7 Сентября 1884 года.

   Само собой разумѣется, что я беру статью, и съ благодарностью. О рукописи съ резолюціей Платона я слышалъ отъ васъ лѣтъ 80 тому назадъ. Все ищу себѣ квартиры и рыскаю или рыщу по Москвѣ, а мнѣ бы хотѣлось васъ видѣть и посовѣтоваться.

Вашъ Ив. Аксаковъ.

   

15.

1884 г. Октябрь. Москва.

   Прелестно -- и поучительно, какъ взглядъ народный, чуждый доктрины. И какъ любопытно это соприкосновеніе школы и газеты съ живымъ ключомъ и народной мысли, и народной рѣчи, и вообще народнаго творчества. Не оживитъ ли и не переиначить ли оно нащу книжную литературную рѣчь?

**Задание:**
Ответьте по отрывку на вопросы:
(a) Какой датой помечено первое письмо?
(b) В каком месяце и в каком городе написано письмо под номером 15?
(c) Что автор первого письма ищет в Москве?
Этот материал взят из другого источника.

**Имеющиеся данные:**
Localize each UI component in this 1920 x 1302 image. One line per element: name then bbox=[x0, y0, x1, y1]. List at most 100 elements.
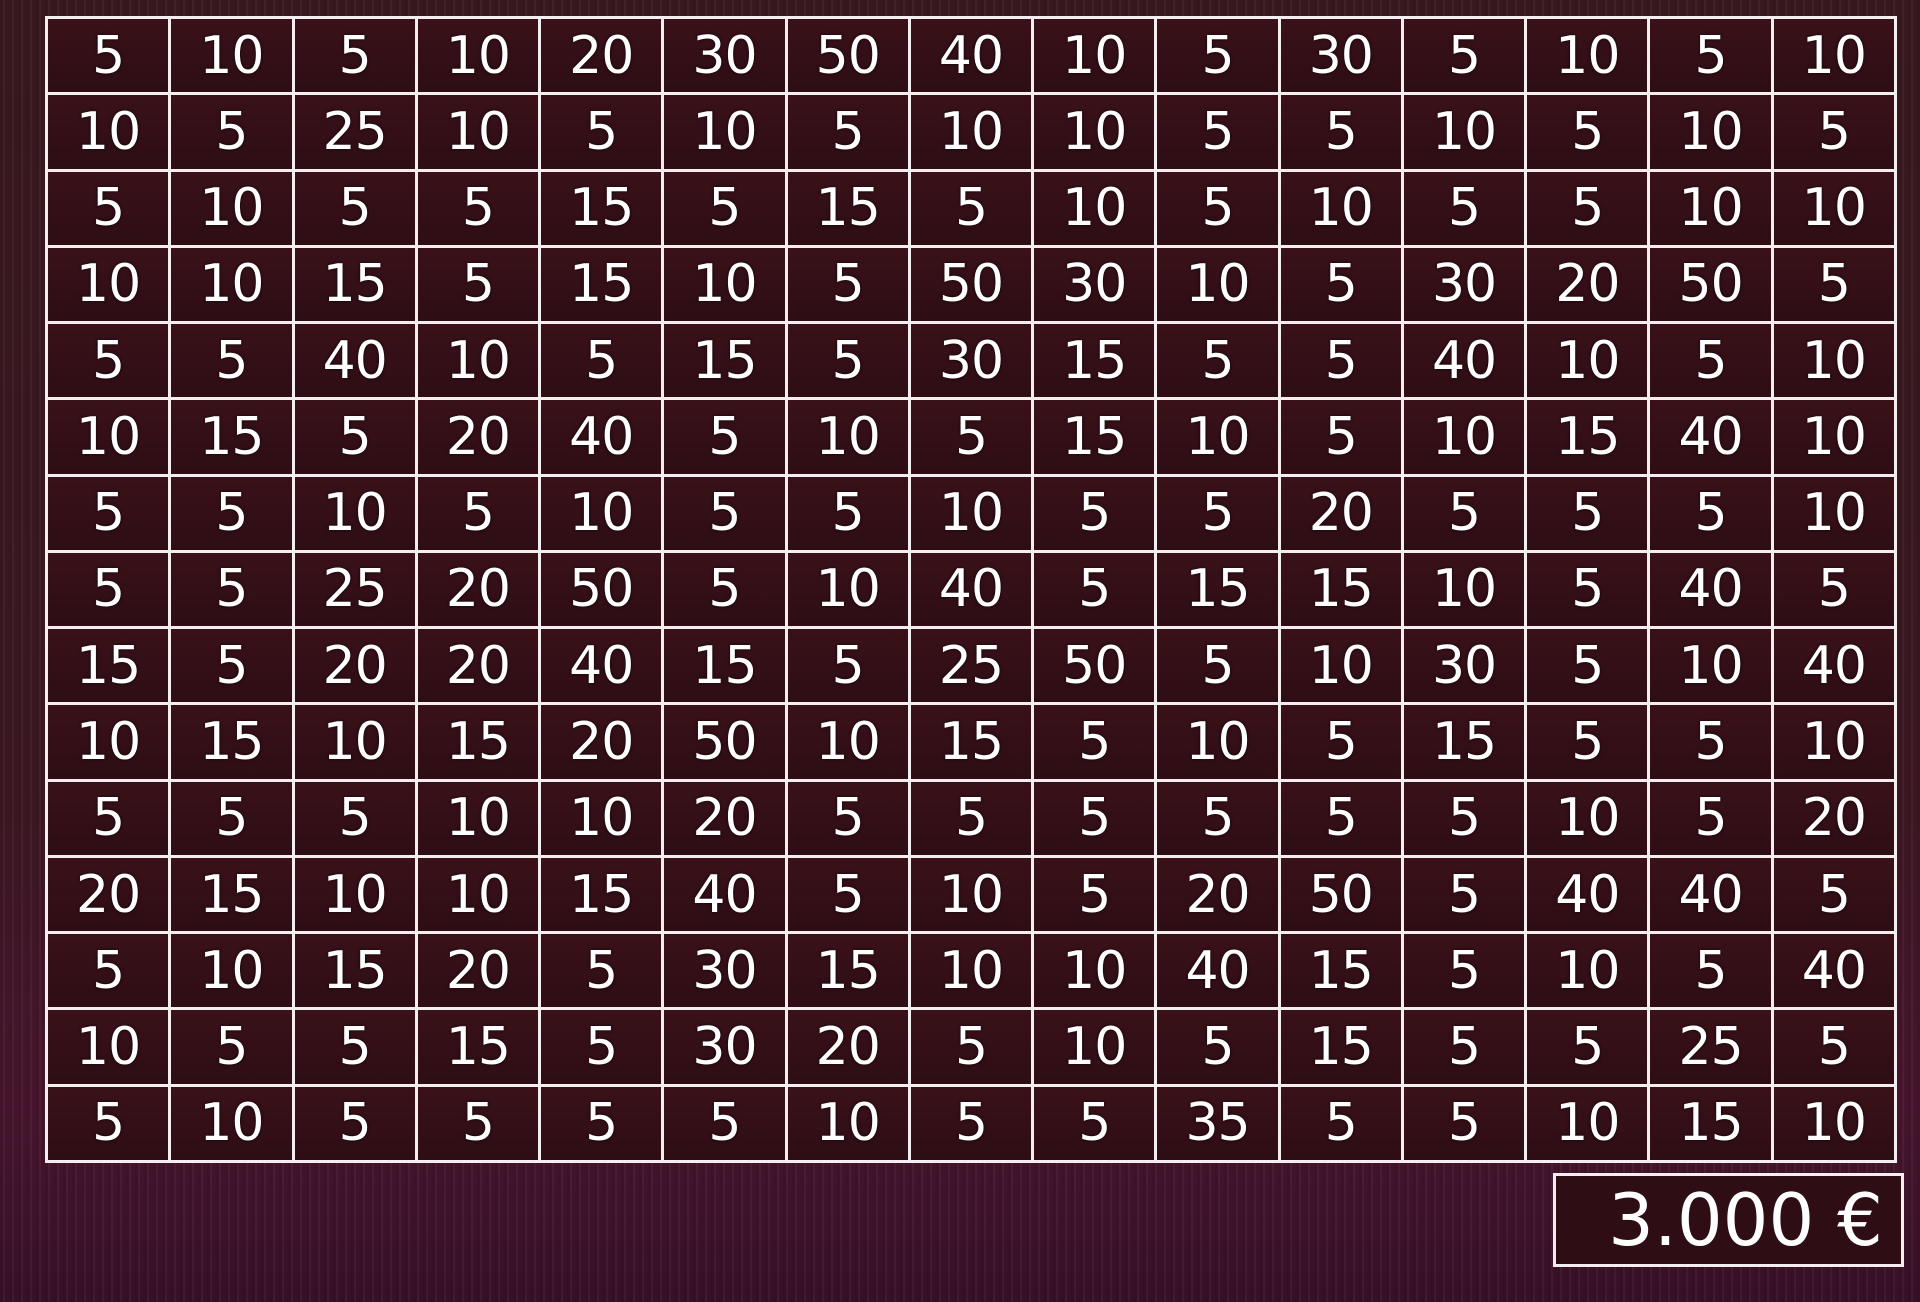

**Выполненное задание:**
(a) 7 сентября 1884 года.
(b) В октябре 1884 года, в Москве.
(c) Квартиру.